Exercise brief – All the data below goes into the copy word for word, but the pictures don't.

(Excerpt from a dataset)
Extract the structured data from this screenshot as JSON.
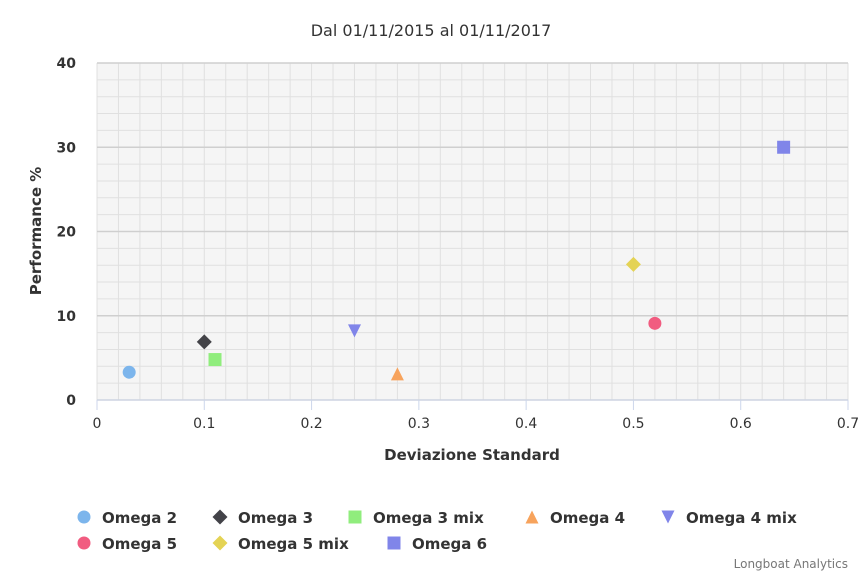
{
  "chart_data": {
    "type": "scatter",
    "title": "Dal 01/11/2015 al 01/11/2017",
    "xlabel": "Deviazione Standard",
    "ylabel": "Performance %",
    "xlim": [
      0,
      0.7
    ],
    "ylim": [
      0,
      40
    ],
    "xticks": [
      "0",
      "0.1",
      "0.2",
      "0.3",
      "0.4",
      "0.5",
      "0.6",
      "0.7"
    ],
    "yticks": [
      "0",
      "10",
      "20",
      "30",
      "40"
    ],
    "grid": true,
    "legend_position": "bottom",
    "series": [
      {
        "name": "Omega 2",
        "marker": "circle",
        "color": "#7cb5ec",
        "x": 0.03,
        "y": 3.3
      },
      {
        "name": "Omega 3",
        "marker": "diamond",
        "color": "#434348",
        "x": 0.1,
        "y": 6.9
      },
      {
        "name": "Omega 3 mix",
        "marker": "square",
        "color": "#90ed7d",
        "x": 0.11,
        "y": 4.8
      },
      {
        "name": "Omega 4",
        "marker": "triangle",
        "color": "#f7a35c",
        "x": 0.28,
        "y": 3.1
      },
      {
        "name": "Omega 4 mix",
        "marker": "triangle-down",
        "color": "#8085e9",
        "x": 0.24,
        "y": 8.2
      },
      {
        "name": "Omega 5",
        "marker": "circle",
        "color": "#f15c80",
        "x": 0.52,
        "y": 9.1
      },
      {
        "name": "Omega 5 mix",
        "marker": "diamond",
        "color": "#e4d354",
        "x": 0.5,
        "y": 16.1
      },
      {
        "name": "Omega 6",
        "marker": "square",
        "color": "#8085e9",
        "x": 0.64,
        "y": 30
      }
    ]
  },
  "credits": "Longboat Analytics"
}
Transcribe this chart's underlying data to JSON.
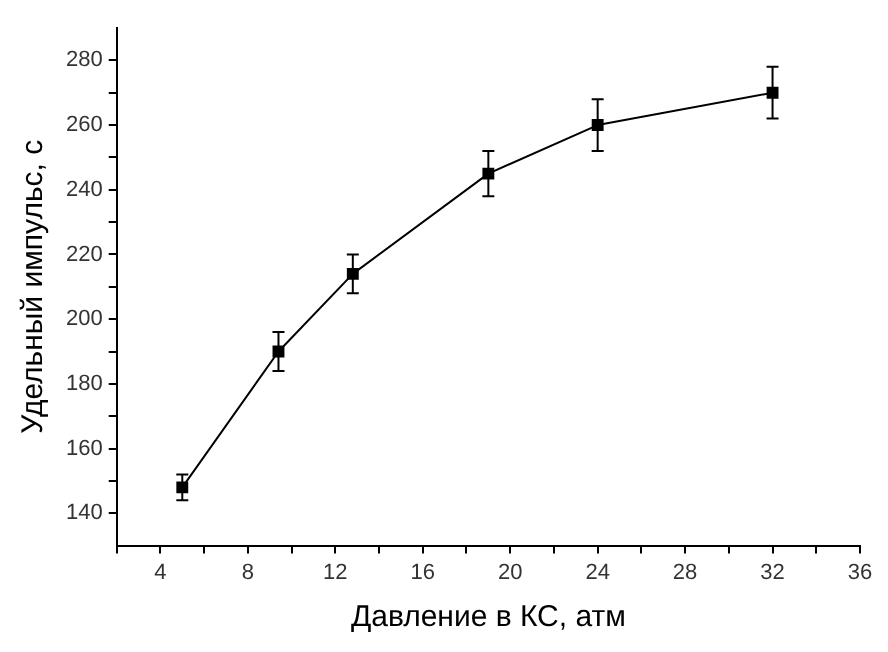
{
  "chart_data": {
    "type": "line",
    "xlabel": "Давление в КС, атм",
    "ylabel": "Удельный импульс, с",
    "x": [
      5,
      9.4,
      12.8,
      19,
      24,
      32
    ],
    "values": [
      148,
      190,
      214,
      245,
      260,
      270
    ],
    "errors": [
      4,
      6,
      6,
      7,
      8,
      8
    ],
    "color": "#000000",
    "marker": "square",
    "line_style": "solid",
    "grid": false,
    "legend": false,
    "xlim": [
      2,
      36
    ],
    "xticks": [
      {
        "value": 2,
        "label": null
      },
      4,
      {
        "value": 6,
        "label": null
      },
      8,
      {
        "value": 10,
        "label": null
      },
      12,
      {
        "value": 14,
        "label": null
      },
      16,
      {
        "value": 18,
        "label": null
      },
      20,
      {
        "value": 22,
        "label": null
      },
      24,
      {
        "value": 26,
        "label": null
      },
      28,
      {
        "value": 30,
        "label": null
      },
      32,
      {
        "value": 34,
        "label": null
      },
      36
    ],
    "ylim": [
      130,
      290
    ],
    "yticks": [
      140,
      {
        "value": 150,
        "label": null
      },
      160,
      {
        "value": 170,
        "label": null
      },
      180,
      {
        "value": 190,
        "label": null
      },
      200,
      {
        "value": 210,
        "label": null
      },
      220,
      {
        "value": 230,
        "label": null
      },
      240,
      {
        "value": 250,
        "label": null
      },
      260,
      {
        "value": 270,
        "label": null
      },
      280
    ]
  }
}
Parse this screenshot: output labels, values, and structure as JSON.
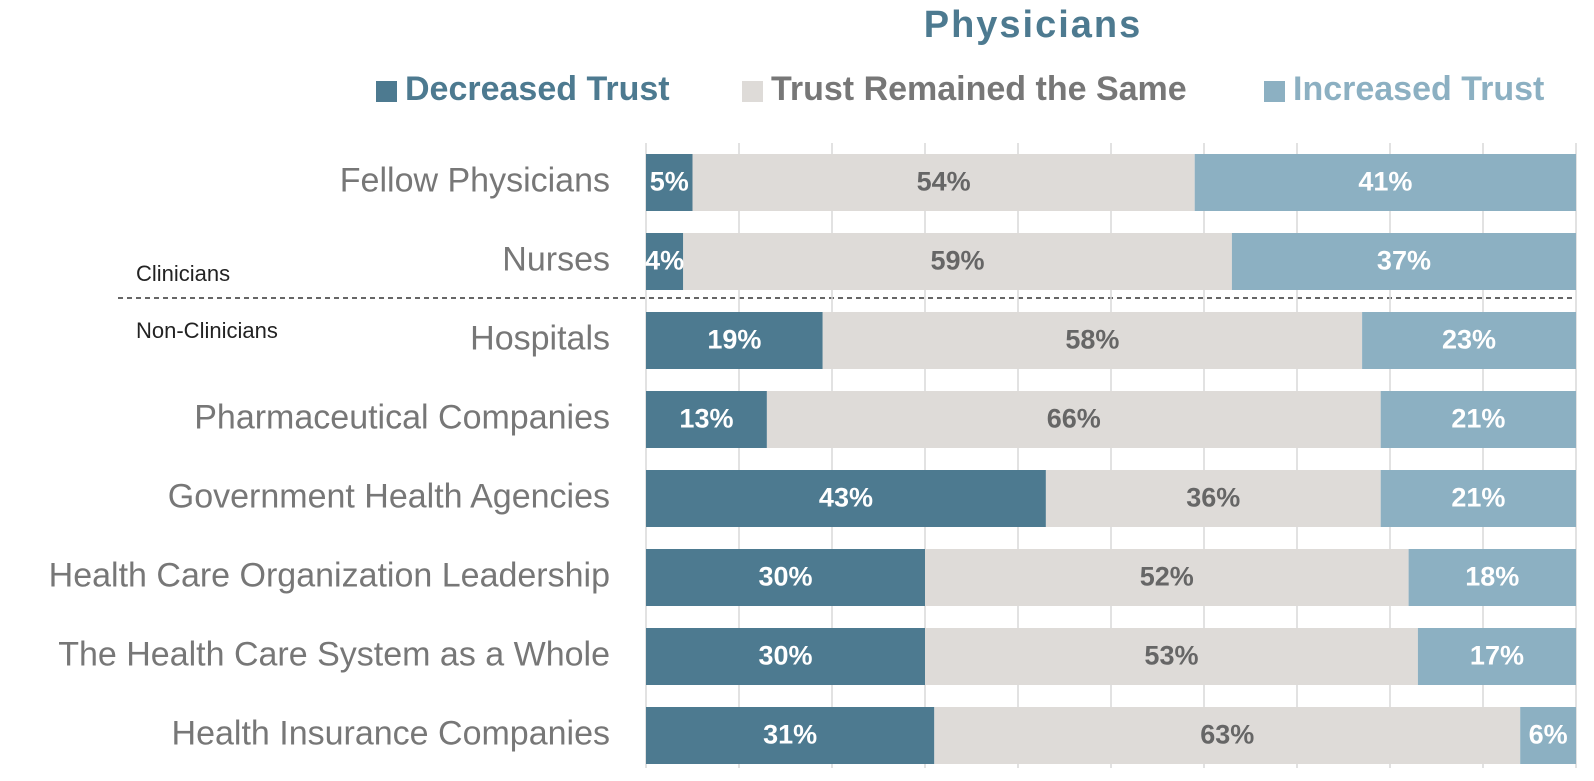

Exercise solution –
Extract the structured data from this screenshot as JSON.
{
  "chart_data": {
    "type": "scatter",
    "title": "Dal 01/11/2015 al 01/11/2017",
    "xlabel": "Deviazione Standard",
    "ylabel": "Performance %",
    "xlim": [
      0,
      0.7
    ],
    "ylim": [
      0,
      40
    ],
    "xticks": [
      "0",
      "0.1",
      "0.2",
      "0.3",
      "0.4",
      "0.5",
      "0.6",
      "0.7"
    ],
    "yticks": [
      "0",
      "10",
      "20",
      "30",
      "40"
    ],
    "grid": true,
    "legend_position": "bottom",
    "series": [
      {
        "name": "Omega 2",
        "marker": "circle",
        "color": "#7cb5ec",
        "x": 0.03,
        "y": 3.3
      },
      {
        "name": "Omega 3",
        "marker": "diamond",
        "color": "#434348",
        "x": 0.1,
        "y": 6.9
      },
      {
        "name": "Omega 3 mix",
        "marker": "square",
        "color": "#90ed7d",
        "x": 0.11,
        "y": 4.8
      },
      {
        "name": "Omega 4",
        "marker": "triangle",
        "color": "#f7a35c",
        "x": 0.28,
        "y": 3.1
      },
      {
        "name": "Omega 4 mix",
        "marker": "triangle-down",
        "color": "#8085e9",
        "x": 0.24,
        "y": 8.2
      },
      {
        "name": "Omega 5",
        "marker": "circle",
        "color": "#f15c80",
        "x": 0.52,
        "y": 9.1
      },
      {
        "name": "Omega 5 mix",
        "marker": "diamond",
        "color": "#e4d354",
        "x": 0.5,
        "y": 16.1
      },
      {
        "name": "Omega 6",
        "marker": "square",
        "color": "#8085e9",
        "x": 0.64,
        "y": 30
      }
    ]
  },
  "credits": "Longboat Analytics"
}
Transcribe this chart's underlying data to JSON.
{
  "chart_data": {
    "type": "line",
    "xlabel": "Давление в КС, атм",
    "ylabel": "Удельный импульс, с",
    "x": [
      5,
      9.4,
      12.8,
      19,
      24,
      32
    ],
    "values": [
      148,
      190,
      214,
      245,
      260,
      270
    ],
    "errors": [
      4,
      6,
      6,
      7,
      8,
      8
    ],
    "color": "#000000",
    "marker": "square",
    "line_style": "solid",
    "grid": false,
    "legend": false,
    "xlim": [
      2,
      36
    ],
    "xticks": [
      {
        "value": 2,
        "label": null
      },
      4,
      {
        "value": 6,
        "label": null
      },
      8,
      {
        "value": 10,
        "label": null
      },
      12,
      {
        "value": 14,
        "label": null
      },
      16,
      {
        "value": 18,
        "label": null
      },
      20,
      {
        "value": 22,
        "label": null
      },
      24,
      {
        "value": 26,
        "label": null
      },
      28,
      {
        "value": 30,
        "label": null
      },
      32,
      {
        "value": 34,
        "label": null
      },
      36
    ],
    "ylim": [
      130,
      290
    ],
    "yticks": [
      140,
      {
        "value": 150,
        "label": null
      },
      160,
      {
        "value": 170,
        "label": null
      },
      180,
      {
        "value": 190,
        "label": null
      },
      200,
      {
        "value": 210,
        "label": null
      },
      220,
      {
        "value": 230,
        "label": null
      },
      240,
      {
        "value": 250,
        "label": null
      },
      260,
      {
        "value": 270,
        "label": null
      },
      280
    ]
  }
}
Parse this screenshot: output labels, values, and structure as JSON.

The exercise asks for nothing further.